Dataset entries:
......
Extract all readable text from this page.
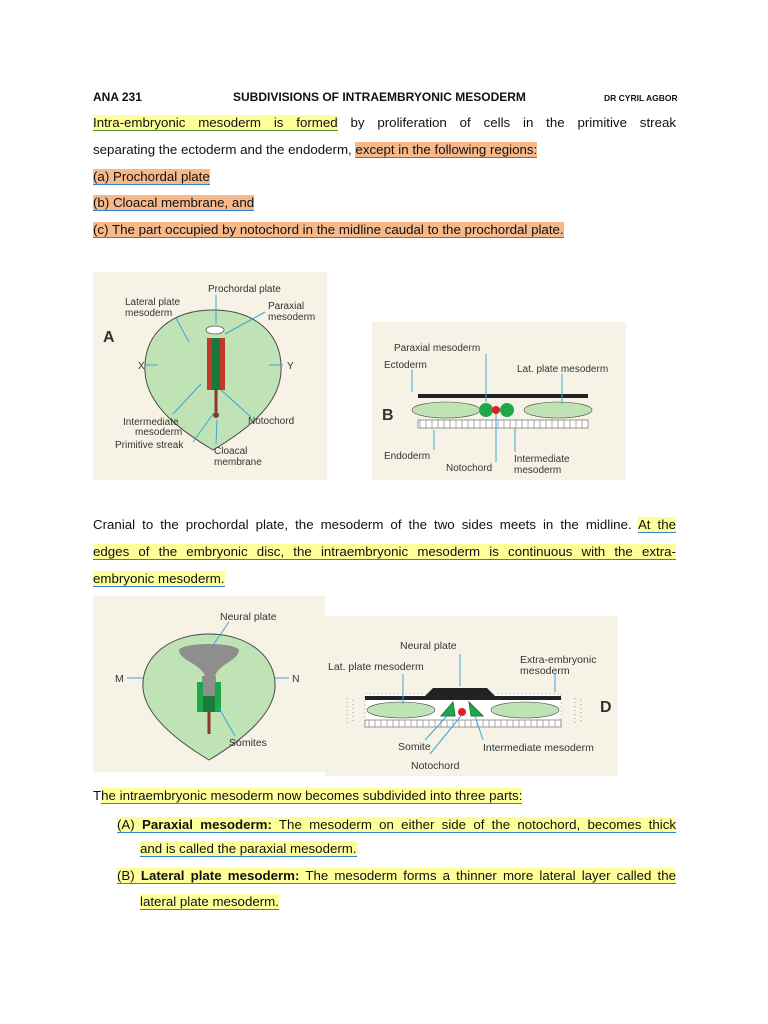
ANA 231	SUBDIVISIONS OF INTRAEMBRYONIC MESODERM	DR CYRIL AGBOR
Intra-embryonic mesoderm is formed by proliferation of cells in the primitive streak
separating the ectoderm and the endoderm, except in the following regions:
(a) Prochordal plate
(b) Cloacal membrane, and
(c) The part occupied by notochord in the midline caudal to the prochordal plate.
A
Prochordal plate
Lateral plate
mesoderm
Paraxial
mesoderm
X	Y
Intermediate
mesoderm
Primitive streak
Notochord
Cloacal
membrane
B
Paraxial mesoderm
Ectoderm	Lat. plate mesoderm
Endoderm
Notochord
Intermediate
mesoderm
Cranial to the prochordal plate, the mesoderm of the two sides meets in the midline. At the
edges of the embryonic disc, the intraembryonic mesoderm is continuous with the extra-
embryonic mesoderm.
Neural plate
M	N
Somites
Neural plate
Lat. plate mesoderm
Extra-embryonic
mesoderm
D
Somite	Intermediate mesoderm
Notochord
The intraembryonic mesoderm now becomes subdivided into three parts:
(A) Paraxial mesoderm: The mesoderm on either side of the notochord, becomes thick
and is called the paraxial mesoderm.
(B) Lateral plate mesoderm: The mesoderm forms a thinner more lateral layer called the
lateral plate mesoderm.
......
*Problem statement*.
Transcribe every entry word for word, but omit the pictures.

*Exercise result*.
Extract all readable text from this page.
ANA 231	SUBDIVISIONS OF INTRAEMBRYONIC MESODERM	DR CYRIL AGBOR
Intra-embryonic mesoderm is formed by proliferation of cells in the primitive streak
separating the ectoderm and the endoderm, except in the following regions:
(a) Prochordal plate
(b) Cloacal membrane, and
(c) The part occupied by notochord in the midline caudal to the prochordal plate.
A
Prochordal plate
Lateral plate
mesoderm
Paraxial
mesoderm
X	Y
Intermediate
mesoderm
Primitive streak
Notochord
Cloacal
membrane
B
Paraxial mesoderm
Ectoderm	Lat. plate mesoderm
Endoderm
Notochord
Intermediate
mesoderm
Cranial to the prochordal plate, the mesoderm of the two sides meets in the midline. At the
edges of the embryonic disc, the intraembryonic mesoderm is continuous with the extra-
embryonic mesoderm.
Neural plate
M	N
Somites
Neural plate
Lat. plate mesoderm
Extra-embryonic
mesoderm
D
Somite	Intermediate mesoderm
Notochord
The intraembryonic mesoderm now becomes subdivided into three parts:
(A) Paraxial mesoderm: The mesoderm on either side of the notochord, becomes thick
and is called the paraxial mesoderm.
(B) Lateral plate mesoderm: The mesoderm forms a thinner more lateral layer called the
lateral plate mesoderm.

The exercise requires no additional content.